● **Problem**:
Please print every record below exactly as it appears.

● **Data for this task**:

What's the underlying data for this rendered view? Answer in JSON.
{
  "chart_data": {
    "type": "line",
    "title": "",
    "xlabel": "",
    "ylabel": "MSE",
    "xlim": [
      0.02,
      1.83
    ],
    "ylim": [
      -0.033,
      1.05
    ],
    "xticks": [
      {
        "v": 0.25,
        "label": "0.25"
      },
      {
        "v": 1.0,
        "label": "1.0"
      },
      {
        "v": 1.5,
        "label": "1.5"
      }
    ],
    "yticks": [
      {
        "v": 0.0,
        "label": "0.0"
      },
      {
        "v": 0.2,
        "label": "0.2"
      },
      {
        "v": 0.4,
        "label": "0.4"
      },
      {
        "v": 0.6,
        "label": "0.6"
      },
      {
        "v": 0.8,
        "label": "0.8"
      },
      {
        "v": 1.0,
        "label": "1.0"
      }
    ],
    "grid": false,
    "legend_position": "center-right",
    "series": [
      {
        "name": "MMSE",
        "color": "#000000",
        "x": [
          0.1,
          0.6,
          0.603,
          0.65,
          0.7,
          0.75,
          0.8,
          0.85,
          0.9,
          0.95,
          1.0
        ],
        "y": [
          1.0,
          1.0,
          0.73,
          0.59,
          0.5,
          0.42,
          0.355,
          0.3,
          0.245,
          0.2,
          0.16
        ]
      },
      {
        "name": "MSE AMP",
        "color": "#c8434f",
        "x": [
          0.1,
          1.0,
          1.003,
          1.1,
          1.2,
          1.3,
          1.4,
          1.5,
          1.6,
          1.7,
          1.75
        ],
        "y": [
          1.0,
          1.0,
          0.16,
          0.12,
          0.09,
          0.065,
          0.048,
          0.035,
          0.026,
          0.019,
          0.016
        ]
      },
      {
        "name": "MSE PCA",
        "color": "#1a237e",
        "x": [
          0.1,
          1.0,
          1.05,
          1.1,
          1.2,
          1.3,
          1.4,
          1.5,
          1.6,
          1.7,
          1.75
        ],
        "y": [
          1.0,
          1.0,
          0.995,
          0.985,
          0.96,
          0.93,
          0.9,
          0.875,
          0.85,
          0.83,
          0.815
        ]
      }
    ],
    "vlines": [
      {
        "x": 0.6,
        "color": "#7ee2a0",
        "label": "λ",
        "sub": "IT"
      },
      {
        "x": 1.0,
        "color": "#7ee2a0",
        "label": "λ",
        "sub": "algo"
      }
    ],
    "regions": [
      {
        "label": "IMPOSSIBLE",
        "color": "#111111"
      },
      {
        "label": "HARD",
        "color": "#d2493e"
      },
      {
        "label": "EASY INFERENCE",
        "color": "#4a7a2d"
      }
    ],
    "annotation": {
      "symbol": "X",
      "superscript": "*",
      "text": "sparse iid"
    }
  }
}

● **Expected output**:
What's the underlying data for this rendered view? Answer in JSON.
{
  "chart_data": {
    "type": "line",
    "title": "",
    "xlabel": "",
    "ylabel": "MSE",
    "xlim": [
      0.02,
      1.83
    ],
    "ylim": [
      -0.033,
      1.05
    ],
    "xticks": [
      {
        "v": 0.25,
        "label": "0.25"
      },
      {
        "v": 1.0,
        "label": "1.0"
      },
      {
        "v": 1.5,
        "label": "1.5"
      }
    ],
    "yticks": [
      {
        "v": 0.0,
        "label": "0.0"
      },
      {
        "v": 0.2,
        "label": "0.2"
      },
      {
        "v": 0.4,
        "label": "0.4"
      },
      {
        "v": 0.6,
        "label": "0.6"
      },
      {
        "v": 0.8,
        "label": "0.8"
      },
      {
        "v": 1.0,
        "label": "1.0"
      }
    ],
    "grid": false,
    "legend_position": "center-right",
    "series": [
      {
        "name": "MMSE",
        "color": "#000000",
        "x": [
          0.1,
          0.6,
          0.603,
          0.65,
          0.7,
          0.75,
          0.8,
          0.85,
          0.9,
          0.95,
          1.0
        ],
        "y": [
          1.0,
          1.0,
          0.73,
          0.59,
          0.5,
          0.42,
          0.355,
          0.3,
          0.245,
          0.2,
          0.16
        ]
      },
      {
        "name": "MSE AMP",
        "color": "#c8434f",
        "x": [
          0.1,
          1.0,
          1.003,
          1.1,
          1.2,
          1.3,
          1.4,
          1.5,
          1.6,
          1.7,
          1.75
        ],
        "y": [
          1.0,
          1.0,
          0.16,
          0.12,
          0.09,
          0.065,
          0.048,
          0.035,
          0.026,
          0.019,
          0.016
        ]
      },
      {
        "name": "MSE PCA",
        "color": "#1a237e",
        "x": [
          0.1,
          1.0,
          1.05,
          1.1,
          1.2,
          1.3,
          1.4,
          1.5,
          1.6,
          1.7,
          1.75
        ],
        "y": [
          1.0,
          1.0,
          0.995,
          0.985,
          0.96,
          0.93,
          0.9,
          0.875,
          0.85,
          0.83,
          0.815
        ]
      }
    ],
    "vlines": [
      {
        "x": 0.6,
        "color": "#7ee2a0",
        "label": "λ",
        "sub": "IT"
      },
      {
        "x": 1.0,
        "color": "#7ee2a0",
        "label": "λ",
        "sub": "algo"
      }
    ],
    "regions": [
      {
        "label": "IMPOSSIBLE",
        "color": "#111111"
      },
      {
        "label": "HARD",
        "color": "#d2493e"
      },
      {
        "label": "EASY INFERENCE",
        "color": "#4a7a2d"
      }
    ],
    "annotation": {
      "symbol": "X",
      "superscript": "*",
      "text": "sparse iid"
    }
  }
}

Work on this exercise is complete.